Item position entries –
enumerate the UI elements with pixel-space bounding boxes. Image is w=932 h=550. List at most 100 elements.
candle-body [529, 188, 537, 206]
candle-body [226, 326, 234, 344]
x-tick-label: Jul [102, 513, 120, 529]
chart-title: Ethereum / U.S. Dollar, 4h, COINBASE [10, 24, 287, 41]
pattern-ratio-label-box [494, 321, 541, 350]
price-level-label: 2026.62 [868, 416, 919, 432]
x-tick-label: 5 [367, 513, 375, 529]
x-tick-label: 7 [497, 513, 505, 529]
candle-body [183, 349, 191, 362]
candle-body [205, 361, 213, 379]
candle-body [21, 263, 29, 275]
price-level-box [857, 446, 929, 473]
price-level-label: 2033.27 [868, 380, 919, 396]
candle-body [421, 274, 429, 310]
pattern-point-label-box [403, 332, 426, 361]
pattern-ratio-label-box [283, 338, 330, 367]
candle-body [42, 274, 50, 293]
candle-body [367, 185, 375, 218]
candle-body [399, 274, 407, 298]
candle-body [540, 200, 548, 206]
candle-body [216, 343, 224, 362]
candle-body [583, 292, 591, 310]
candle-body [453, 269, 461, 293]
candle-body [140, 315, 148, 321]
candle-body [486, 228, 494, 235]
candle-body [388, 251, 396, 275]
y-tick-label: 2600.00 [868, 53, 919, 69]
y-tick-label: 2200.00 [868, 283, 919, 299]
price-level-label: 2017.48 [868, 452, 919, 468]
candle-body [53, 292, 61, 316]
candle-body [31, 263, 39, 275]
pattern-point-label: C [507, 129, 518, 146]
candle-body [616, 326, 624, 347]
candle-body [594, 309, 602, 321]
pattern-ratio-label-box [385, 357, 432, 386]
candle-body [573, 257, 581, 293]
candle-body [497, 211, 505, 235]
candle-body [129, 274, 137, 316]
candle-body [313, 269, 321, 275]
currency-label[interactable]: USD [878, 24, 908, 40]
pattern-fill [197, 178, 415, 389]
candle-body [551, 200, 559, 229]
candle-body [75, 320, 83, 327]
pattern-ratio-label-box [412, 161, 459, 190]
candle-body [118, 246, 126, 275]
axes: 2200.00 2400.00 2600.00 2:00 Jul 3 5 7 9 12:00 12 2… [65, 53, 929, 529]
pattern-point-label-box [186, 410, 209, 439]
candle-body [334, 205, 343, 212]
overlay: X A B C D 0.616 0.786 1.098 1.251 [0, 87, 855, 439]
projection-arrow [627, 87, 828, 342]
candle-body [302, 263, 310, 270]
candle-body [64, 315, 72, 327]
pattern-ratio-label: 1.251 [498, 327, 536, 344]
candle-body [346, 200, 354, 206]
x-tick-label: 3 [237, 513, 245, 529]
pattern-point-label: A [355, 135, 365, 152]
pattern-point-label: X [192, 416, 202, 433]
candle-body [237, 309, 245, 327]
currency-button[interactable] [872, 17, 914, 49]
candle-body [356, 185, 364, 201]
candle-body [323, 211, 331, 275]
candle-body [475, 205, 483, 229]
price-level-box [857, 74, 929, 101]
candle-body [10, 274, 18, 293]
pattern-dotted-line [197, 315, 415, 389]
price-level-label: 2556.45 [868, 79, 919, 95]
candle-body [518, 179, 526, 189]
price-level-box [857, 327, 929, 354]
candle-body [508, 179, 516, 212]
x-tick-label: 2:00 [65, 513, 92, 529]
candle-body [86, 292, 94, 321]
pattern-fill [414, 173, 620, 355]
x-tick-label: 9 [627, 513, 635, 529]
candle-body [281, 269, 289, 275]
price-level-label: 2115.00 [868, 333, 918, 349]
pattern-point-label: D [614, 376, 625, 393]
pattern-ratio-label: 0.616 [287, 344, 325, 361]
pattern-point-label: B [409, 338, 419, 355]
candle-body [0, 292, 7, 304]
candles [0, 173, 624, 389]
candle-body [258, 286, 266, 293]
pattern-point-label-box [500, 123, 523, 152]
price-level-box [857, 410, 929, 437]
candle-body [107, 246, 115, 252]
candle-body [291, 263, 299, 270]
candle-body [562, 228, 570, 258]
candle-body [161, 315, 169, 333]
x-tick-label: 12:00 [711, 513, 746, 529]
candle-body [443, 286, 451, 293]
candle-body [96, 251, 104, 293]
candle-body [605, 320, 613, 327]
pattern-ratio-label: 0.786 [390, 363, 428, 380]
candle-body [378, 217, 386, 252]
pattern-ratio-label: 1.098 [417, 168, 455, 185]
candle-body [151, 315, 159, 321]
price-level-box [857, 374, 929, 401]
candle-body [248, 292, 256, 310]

EXERCISE REQUIREMENTS – Output the data above unchanged, everything from the first line down to the line containing "candle-body [140, 315, 148, 321]", with both of those lines included.

REPLY TO THE EXERCISE –
enumerate the UI elements with pixel-space bounding boxes. Image is w=932 h=550. List at most 100 elements.
candle-body [529, 188, 537, 206]
candle-body [226, 326, 234, 344]
x-tick-label: Jul [102, 513, 120, 529]
chart-title: Ethereum / U.S. Dollar, 4h, COINBASE [10, 24, 287, 41]
pattern-ratio-label-box [494, 321, 541, 350]
price-level-label: 2026.62 [868, 416, 919, 432]
x-tick-label: 5 [367, 513, 375, 529]
x-tick-label: 7 [497, 513, 505, 529]
candle-body [183, 349, 191, 362]
candle-body [205, 361, 213, 379]
candle-body [21, 263, 29, 275]
price-level-box [857, 446, 929, 473]
price-level-label: 2033.27 [868, 380, 919, 396]
candle-body [421, 274, 429, 310]
pattern-point-label-box [403, 332, 426, 361]
pattern-ratio-label-box [283, 338, 330, 367]
candle-body [42, 274, 50, 293]
candle-body [367, 185, 375, 218]
candle-body [399, 274, 407, 298]
candle-body [540, 200, 548, 206]
candle-body [216, 343, 224, 362]
candle-body [583, 292, 591, 310]
candle-body [453, 269, 461, 293]
candle-body [140, 315, 148, 321]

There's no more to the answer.